- Task to complete -
Make an exact transcription of the material, leaving out all images.

—————

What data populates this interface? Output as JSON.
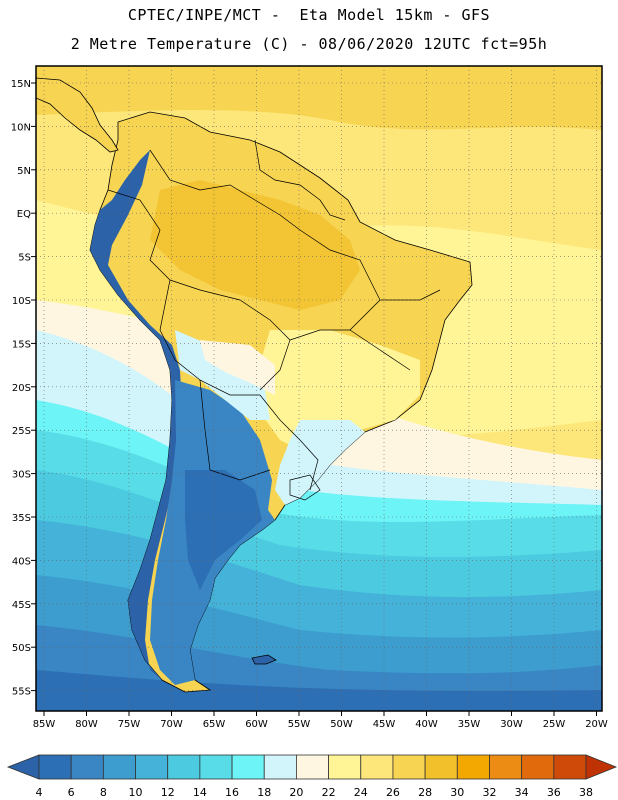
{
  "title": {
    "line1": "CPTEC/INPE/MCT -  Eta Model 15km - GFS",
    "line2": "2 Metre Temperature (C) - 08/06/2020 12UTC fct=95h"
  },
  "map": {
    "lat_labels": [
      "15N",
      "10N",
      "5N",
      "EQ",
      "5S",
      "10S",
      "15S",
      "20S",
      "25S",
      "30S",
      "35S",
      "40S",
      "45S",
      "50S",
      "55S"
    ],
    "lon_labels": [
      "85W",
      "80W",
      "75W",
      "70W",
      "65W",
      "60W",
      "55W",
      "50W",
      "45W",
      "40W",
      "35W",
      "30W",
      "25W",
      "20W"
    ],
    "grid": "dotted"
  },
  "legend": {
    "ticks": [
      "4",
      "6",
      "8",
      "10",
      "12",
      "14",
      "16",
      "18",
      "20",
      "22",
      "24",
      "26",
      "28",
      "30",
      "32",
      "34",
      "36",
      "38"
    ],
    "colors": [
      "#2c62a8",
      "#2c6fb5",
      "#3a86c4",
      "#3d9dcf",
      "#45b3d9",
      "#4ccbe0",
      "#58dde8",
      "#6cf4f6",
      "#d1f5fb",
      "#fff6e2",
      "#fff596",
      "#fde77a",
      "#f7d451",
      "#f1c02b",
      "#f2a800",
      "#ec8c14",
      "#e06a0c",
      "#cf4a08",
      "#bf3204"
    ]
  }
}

—————

- Answer for this exercise -
What data populates this interface? Output as JSON.
{
  "title": {
    "line1": "CPTEC/INPE/MCT -  Eta Model 15km - GFS",
    "line2": "2 Metre Temperature (C) - 08/06/2020 12UTC fct=95h"
  },
  "map": {
    "lat_labels": [
      "15N",
      "10N",
      "5N",
      "EQ",
      "5S",
      "10S",
      "15S",
      "20S",
      "25S",
      "30S",
      "35S",
      "40S",
      "45S",
      "50S",
      "55S"
    ],
    "lon_labels": [
      "85W",
      "80W",
      "75W",
      "70W",
      "65W",
      "60W",
      "55W",
      "50W",
      "45W",
      "40W",
      "35W",
      "30W",
      "25W",
      "20W"
    ],
    "grid": "dotted"
  },
  "legend": {
    "ticks": [
      "4",
      "6",
      "8",
      "10",
      "12",
      "14",
      "16",
      "18",
      "20",
      "22",
      "24",
      "26",
      "28",
      "30",
      "32",
      "34",
      "36",
      "38"
    ],
    "colors": [
      "#2c62a8",
      "#2c6fb5",
      "#3a86c4",
      "#3d9dcf",
      "#45b3d9",
      "#4ccbe0",
      "#58dde8",
      "#6cf4f6",
      "#d1f5fb",
      "#fff6e2",
      "#fff596",
      "#fde77a",
      "#f7d451",
      "#f1c02b",
      "#f2a800",
      "#ec8c14",
      "#e06a0c",
      "#cf4a08",
      "#bf3204"
    ]
  }
}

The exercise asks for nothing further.